_DIRECTIONS_
Pick out and copy every line below that has the word "Tetouan".

_MATERIALS PROVIDED_
▼
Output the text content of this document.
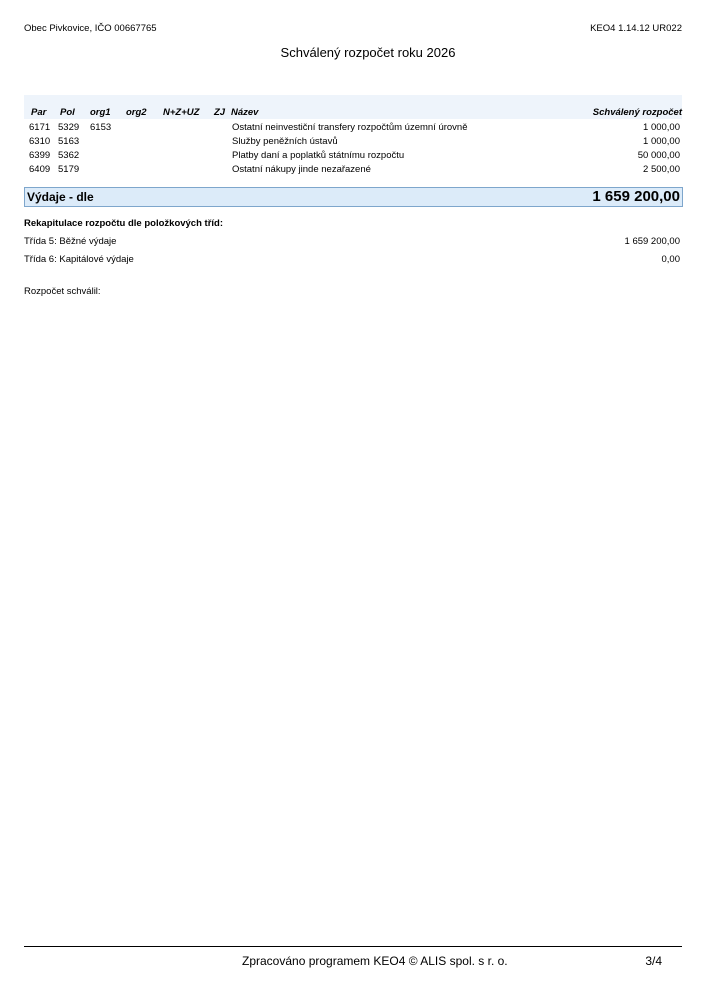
Obec Pivkovice, IČO 00667765	KEO4 1.14.12 UR022
Schválený rozpočet roku 2026
Par Pol org1 org2 N+Z+UZ ZJ Název	Schválený rozpočet
6171 5329 6153	Ostatní neinvestiční transfery rozpočtům územní úrovně	1 000,00
6310 5163	Služby peněžních ústavů	1 000,00
6399 5362	Platby daní a poplatků státnímu rozpočtu	50 000,00
6409 5179	Ostatní nákupy jinde nezařazené	2 500,00
Výdaje - dle	1 659 200,00
Rekapitulace rozpočtu dle položkových tříd:
Třída 5: Běžné výdaje	1 659 200,00
Třída 6: Kapitálové výdaje	0,00
Rozpočet schválil:
Zpracováno programem KEO4 © ALIS spol. s r. o.	3/4
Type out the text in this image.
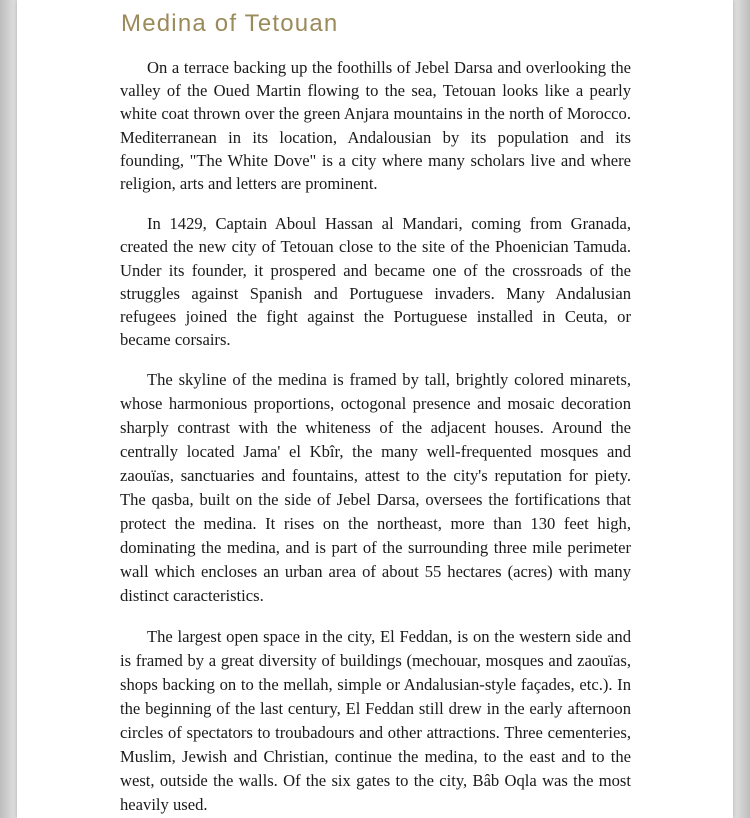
Medina of Tetouan

On a terrace backing up the foothills of Jebel Darsa and overlooking the valley of the Oued Martin flowing to the sea, Tetouan looks like a pearly white coat thrown over the green Anjara mountains in the north of Morocco. Mediterranean in its location, Andalousian by its population and its founding, "The White Dove" is a city where many scholars live and where religion, arts and letters are prominent.

In 1429, Captain Aboul Hassan al Mandari, coming from Granada, created the new city of Tetouan close to the site of the Phoenician Tamuda. Under its founder, it prospered and became one of the crossroads of the struggles against Spanish and Portuguese invaders. Many Andalusian refugees joined the fight against the Portuguese installed in Ceuta, or became corsairs.

The skyline of the medina is framed by tall, brightly colored minarets, whose harmonious proportions, octogonal presence and mosaic decoration sharply contrast with the whiteness of the adjacent houses. Around the centrally located Jama' el Kbîr, the many well-frequented mosques and zaouïas, sanctuaries and fountains, attest to the city's reputation for piety. The qasba, built on the side of Jebel Darsa, oversees the fortifications that protect the medina. It rises on the northeast, more than 130 feet high, dominating the medina, and is part of the surrounding three mile perimeter wall which encloses an urban area of about 55 hectares (acres) with many distinct caracteristics.

The largest open space in the city, El Feddan, is on the western side and is framed by a great diversity of buildings (mechouar, mosques and zaouïas, shops backing on to the mellah, simple or Andalusian-style façades, etc.). In the beginning of the last century, El Feddan still drew in the early afternoon circles of spectators to troubadours and other attractions. Three cementeries, Muslim, Jewish and Christian, continue the medina, to the east and to the west, outside the walls. Of the six gates to the city, Bâb Oqla was the most heavily used.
▲
_PROBLEM SOLUTION_
Medina of Tetouan
On a terrace backing up the foothills of Jebel Darsa and overlooking the valley of the Oued Martin flowing to the sea, Tetouan looks like a pearly white coat thrown over the green Anjara mountains in the north of Morocco. Mediterranean in its location, Andalousian by its population and its founding, "The White Dove" is a city where many scholars live and where religion, arts and letters are prominent.
In 1429, Captain Aboul Hassan al Mandari, coming from Granada, created the new city of Tetouan close to the site of the Phoenician Tamuda. Under its founder, it prospered and became one of the crossroads of the struggles against Spanish and Portuguese invaders. Many Andalusian refugees joined the fight against the Portuguese installed in Ceuta, or became corsairs.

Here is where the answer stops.